■ Work to do
Where a line below holds the string "ylabel", copy that line.

(Records about charts and figures)
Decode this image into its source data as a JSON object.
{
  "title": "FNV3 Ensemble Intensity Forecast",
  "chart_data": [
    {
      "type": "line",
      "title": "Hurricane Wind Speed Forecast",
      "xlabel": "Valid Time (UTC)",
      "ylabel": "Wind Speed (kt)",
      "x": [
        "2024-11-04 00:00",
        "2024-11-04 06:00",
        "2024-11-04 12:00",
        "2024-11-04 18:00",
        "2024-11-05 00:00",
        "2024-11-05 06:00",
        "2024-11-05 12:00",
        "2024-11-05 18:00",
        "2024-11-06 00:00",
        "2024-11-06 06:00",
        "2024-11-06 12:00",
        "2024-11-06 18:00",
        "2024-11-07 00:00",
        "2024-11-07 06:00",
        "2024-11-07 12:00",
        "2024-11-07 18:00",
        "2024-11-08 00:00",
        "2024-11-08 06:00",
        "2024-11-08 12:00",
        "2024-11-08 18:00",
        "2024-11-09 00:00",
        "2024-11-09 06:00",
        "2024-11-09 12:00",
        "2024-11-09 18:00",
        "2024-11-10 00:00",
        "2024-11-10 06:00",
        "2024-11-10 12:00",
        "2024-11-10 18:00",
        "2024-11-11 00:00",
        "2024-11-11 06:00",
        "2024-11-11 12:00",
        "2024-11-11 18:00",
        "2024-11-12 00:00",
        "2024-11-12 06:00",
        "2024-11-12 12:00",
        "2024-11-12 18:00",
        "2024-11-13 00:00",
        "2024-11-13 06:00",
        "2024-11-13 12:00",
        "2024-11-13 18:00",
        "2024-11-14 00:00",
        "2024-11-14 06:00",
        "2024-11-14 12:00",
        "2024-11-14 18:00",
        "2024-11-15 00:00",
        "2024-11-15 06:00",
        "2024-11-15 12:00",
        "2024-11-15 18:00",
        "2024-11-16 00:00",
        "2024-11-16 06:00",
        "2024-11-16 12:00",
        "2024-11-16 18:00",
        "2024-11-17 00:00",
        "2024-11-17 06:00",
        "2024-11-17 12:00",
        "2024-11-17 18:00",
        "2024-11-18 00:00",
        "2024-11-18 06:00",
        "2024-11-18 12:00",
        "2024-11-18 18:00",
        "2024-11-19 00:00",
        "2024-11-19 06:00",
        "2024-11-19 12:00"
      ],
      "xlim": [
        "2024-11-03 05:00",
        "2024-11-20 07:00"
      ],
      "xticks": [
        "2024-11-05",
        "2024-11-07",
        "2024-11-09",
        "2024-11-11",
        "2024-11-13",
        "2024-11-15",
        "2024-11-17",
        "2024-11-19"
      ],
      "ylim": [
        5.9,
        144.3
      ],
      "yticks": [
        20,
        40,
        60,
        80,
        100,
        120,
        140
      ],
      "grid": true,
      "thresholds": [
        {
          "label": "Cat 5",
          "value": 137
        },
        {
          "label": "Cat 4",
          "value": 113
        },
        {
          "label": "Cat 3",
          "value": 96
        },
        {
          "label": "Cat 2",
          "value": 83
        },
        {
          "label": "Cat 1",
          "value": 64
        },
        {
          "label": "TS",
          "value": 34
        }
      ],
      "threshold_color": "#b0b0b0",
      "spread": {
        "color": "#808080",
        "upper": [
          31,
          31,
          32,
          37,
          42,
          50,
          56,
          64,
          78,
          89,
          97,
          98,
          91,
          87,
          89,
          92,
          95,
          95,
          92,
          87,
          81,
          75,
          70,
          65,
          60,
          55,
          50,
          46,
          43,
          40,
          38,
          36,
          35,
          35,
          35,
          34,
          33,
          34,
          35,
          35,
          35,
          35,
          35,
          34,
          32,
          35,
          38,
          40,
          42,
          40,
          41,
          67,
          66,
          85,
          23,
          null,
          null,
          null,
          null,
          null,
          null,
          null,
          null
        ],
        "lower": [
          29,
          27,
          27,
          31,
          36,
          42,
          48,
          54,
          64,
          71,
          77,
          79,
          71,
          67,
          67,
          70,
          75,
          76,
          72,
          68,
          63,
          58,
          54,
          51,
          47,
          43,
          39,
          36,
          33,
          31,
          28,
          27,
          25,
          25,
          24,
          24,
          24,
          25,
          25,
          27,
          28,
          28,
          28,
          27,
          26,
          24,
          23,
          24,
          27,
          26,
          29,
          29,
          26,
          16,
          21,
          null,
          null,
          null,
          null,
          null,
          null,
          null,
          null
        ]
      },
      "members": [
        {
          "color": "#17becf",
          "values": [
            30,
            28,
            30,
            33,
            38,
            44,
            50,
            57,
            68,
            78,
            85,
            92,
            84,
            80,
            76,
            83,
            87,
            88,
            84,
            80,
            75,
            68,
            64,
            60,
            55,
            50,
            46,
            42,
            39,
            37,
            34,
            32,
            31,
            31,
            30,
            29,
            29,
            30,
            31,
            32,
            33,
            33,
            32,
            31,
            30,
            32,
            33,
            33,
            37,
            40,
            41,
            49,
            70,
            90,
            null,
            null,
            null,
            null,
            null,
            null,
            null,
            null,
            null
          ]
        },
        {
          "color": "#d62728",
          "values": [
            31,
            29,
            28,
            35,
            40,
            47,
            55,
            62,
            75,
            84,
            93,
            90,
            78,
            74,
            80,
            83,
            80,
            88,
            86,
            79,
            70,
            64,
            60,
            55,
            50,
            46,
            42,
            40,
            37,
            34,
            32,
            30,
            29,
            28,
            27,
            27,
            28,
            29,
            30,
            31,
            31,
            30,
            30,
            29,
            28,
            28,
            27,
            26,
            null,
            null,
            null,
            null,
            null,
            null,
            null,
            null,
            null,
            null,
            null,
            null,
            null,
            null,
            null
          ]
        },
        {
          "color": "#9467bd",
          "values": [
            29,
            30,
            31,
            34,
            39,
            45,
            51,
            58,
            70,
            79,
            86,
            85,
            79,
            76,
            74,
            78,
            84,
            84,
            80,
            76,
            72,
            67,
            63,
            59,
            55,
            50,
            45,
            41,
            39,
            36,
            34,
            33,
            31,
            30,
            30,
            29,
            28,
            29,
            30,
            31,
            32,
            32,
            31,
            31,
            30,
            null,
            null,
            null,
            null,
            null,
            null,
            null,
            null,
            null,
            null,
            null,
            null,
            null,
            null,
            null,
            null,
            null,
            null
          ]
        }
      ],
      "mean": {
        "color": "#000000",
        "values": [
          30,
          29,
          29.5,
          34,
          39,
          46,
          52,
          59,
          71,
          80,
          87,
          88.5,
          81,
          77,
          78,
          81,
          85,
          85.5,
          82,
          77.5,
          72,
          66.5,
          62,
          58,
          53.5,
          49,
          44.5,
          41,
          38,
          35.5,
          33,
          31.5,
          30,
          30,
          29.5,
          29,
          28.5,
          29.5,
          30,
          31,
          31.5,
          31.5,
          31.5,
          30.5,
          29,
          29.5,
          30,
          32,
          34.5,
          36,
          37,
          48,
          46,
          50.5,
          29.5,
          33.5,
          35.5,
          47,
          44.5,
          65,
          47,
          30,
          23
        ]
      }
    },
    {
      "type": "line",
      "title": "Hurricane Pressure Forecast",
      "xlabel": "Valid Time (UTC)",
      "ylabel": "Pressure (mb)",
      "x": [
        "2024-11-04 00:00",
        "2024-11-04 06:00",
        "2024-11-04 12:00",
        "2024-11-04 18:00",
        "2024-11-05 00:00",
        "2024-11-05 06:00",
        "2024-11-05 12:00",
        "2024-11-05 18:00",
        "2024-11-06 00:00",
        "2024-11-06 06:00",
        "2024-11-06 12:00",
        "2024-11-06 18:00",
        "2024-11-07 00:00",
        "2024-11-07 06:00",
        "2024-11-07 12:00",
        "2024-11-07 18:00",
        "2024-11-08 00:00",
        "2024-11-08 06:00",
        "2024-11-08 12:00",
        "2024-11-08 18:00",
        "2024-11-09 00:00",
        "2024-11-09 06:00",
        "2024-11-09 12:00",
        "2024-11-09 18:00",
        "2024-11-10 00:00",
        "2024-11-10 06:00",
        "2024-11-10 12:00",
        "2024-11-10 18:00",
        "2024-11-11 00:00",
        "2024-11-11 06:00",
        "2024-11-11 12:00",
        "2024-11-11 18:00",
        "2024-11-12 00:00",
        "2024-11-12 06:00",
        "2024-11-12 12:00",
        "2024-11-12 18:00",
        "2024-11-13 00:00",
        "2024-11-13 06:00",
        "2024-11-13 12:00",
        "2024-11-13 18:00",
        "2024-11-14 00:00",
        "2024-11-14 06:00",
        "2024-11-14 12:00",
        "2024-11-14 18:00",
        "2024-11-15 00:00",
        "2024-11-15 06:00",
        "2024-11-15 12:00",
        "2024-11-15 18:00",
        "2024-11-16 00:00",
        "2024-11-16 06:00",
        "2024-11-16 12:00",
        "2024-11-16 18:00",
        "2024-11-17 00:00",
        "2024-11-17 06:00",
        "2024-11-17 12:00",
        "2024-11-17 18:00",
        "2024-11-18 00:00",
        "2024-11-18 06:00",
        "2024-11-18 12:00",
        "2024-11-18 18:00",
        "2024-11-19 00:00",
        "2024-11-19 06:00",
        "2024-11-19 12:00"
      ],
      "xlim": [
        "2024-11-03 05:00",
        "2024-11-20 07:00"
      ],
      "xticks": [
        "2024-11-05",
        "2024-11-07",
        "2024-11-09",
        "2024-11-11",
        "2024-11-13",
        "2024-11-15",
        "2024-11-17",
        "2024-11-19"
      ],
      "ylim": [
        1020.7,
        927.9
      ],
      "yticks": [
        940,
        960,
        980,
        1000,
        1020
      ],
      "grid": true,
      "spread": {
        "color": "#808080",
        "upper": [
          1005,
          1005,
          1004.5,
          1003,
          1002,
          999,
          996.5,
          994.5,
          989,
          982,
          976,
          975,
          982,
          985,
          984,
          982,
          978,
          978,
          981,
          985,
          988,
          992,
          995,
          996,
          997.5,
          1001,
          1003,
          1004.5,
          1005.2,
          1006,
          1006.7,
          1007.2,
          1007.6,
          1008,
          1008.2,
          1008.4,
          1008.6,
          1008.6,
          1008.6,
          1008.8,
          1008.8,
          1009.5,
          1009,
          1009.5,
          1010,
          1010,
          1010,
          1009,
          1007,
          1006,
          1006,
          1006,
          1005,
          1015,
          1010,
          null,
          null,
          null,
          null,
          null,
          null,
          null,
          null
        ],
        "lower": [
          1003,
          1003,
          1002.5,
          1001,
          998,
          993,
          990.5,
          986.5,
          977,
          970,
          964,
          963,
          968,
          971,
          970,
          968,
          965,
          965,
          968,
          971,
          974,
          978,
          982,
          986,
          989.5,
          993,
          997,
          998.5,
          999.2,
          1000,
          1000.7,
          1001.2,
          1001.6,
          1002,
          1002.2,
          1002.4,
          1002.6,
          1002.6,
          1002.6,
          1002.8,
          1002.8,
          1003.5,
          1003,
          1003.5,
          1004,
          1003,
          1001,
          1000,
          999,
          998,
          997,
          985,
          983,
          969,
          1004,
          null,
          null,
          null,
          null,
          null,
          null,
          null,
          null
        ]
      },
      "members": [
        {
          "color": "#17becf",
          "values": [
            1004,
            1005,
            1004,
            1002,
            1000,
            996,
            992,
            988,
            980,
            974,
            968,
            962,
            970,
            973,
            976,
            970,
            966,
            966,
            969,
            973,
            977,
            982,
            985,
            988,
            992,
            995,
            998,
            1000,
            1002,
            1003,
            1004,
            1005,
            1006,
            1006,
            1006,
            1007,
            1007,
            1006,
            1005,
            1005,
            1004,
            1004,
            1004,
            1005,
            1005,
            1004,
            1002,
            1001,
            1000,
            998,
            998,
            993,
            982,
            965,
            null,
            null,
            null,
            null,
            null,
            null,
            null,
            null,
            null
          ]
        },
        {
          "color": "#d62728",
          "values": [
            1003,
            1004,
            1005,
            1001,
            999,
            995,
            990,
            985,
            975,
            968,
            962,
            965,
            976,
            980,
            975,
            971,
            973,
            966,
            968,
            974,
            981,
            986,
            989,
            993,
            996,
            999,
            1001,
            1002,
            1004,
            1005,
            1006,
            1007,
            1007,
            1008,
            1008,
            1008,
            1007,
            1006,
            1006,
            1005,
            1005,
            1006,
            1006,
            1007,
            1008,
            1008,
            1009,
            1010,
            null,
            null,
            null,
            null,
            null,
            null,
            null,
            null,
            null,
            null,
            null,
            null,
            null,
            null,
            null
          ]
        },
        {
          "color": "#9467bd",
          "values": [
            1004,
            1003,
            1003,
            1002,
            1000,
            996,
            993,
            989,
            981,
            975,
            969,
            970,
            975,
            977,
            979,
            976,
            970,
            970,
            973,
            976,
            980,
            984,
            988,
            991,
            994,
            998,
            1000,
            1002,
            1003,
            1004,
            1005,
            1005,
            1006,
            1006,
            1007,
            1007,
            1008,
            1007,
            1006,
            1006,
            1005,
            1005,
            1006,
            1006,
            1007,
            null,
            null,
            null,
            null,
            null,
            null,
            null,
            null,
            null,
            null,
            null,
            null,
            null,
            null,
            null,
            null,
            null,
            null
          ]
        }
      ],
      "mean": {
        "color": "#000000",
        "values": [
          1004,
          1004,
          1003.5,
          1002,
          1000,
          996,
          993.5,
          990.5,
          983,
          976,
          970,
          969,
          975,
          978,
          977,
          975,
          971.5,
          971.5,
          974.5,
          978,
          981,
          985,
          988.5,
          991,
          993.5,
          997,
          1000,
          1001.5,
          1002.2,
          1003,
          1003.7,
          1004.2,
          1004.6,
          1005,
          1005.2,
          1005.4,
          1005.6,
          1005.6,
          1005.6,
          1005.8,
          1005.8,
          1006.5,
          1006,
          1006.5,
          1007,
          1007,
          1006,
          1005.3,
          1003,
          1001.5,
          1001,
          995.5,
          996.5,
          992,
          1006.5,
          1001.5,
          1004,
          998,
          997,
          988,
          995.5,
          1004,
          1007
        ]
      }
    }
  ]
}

■ Finished exercise
      "ylabel": "Wind Speed (kt)",
      "ylabel": "Pressure (mb)",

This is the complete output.